## START
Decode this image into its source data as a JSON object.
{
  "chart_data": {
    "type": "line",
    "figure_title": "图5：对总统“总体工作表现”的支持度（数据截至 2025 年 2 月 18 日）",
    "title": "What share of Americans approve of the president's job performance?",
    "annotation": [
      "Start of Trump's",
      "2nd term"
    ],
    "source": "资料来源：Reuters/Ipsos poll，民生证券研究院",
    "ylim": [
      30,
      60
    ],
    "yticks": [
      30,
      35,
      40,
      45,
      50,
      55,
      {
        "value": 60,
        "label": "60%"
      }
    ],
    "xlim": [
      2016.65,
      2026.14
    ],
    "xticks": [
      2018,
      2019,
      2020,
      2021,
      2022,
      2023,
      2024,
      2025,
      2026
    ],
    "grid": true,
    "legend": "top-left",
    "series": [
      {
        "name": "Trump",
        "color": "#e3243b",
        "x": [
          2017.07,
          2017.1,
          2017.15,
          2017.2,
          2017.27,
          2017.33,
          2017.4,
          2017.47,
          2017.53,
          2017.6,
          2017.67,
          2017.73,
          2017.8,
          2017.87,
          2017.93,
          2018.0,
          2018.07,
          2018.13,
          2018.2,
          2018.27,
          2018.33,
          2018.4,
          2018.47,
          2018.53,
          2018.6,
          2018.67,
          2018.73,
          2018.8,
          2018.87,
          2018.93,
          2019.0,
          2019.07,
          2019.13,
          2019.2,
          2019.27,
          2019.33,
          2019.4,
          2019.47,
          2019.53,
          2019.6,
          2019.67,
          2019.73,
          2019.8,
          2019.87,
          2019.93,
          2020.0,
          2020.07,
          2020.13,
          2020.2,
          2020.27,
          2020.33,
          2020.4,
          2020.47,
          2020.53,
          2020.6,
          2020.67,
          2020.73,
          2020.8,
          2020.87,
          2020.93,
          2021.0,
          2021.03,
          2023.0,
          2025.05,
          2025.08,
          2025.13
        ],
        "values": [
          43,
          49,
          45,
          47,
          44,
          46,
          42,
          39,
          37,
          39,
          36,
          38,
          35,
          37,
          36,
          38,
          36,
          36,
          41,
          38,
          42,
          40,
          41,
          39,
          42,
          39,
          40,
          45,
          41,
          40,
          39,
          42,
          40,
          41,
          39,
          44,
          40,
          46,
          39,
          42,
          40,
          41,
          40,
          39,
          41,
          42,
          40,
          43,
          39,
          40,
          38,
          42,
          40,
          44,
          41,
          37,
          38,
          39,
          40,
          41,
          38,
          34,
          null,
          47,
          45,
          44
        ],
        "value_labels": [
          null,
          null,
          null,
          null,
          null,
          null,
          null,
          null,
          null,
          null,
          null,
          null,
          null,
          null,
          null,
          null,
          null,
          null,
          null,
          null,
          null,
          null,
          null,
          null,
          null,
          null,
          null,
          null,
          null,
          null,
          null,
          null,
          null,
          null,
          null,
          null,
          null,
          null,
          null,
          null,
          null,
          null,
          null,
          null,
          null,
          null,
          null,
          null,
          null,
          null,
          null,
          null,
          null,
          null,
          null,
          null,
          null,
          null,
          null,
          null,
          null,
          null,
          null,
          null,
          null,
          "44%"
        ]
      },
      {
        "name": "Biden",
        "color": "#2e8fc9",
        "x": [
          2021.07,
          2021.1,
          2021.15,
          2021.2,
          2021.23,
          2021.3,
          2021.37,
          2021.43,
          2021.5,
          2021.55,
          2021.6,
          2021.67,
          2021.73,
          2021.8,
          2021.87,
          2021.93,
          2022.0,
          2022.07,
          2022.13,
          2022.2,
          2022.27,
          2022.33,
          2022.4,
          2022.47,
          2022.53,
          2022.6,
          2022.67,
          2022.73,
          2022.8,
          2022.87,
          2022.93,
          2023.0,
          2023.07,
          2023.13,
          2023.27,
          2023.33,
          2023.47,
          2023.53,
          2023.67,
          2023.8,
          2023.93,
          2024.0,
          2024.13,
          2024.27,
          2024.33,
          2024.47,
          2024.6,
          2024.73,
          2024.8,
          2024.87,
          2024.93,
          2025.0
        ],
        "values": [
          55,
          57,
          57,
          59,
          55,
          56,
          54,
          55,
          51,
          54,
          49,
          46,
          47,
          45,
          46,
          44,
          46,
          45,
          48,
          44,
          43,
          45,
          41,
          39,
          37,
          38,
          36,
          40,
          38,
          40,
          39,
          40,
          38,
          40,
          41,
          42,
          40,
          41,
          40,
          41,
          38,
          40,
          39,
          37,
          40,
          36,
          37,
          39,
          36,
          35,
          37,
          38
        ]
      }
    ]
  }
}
## END
### GIVEN REQUEST
Gather each line from the entries above that includes the word "source".

### THE RESULT
Decode this image into its source data as a JSON object.
    "source": "资料来源：Reuters/Ipsos poll，民生证券研究院",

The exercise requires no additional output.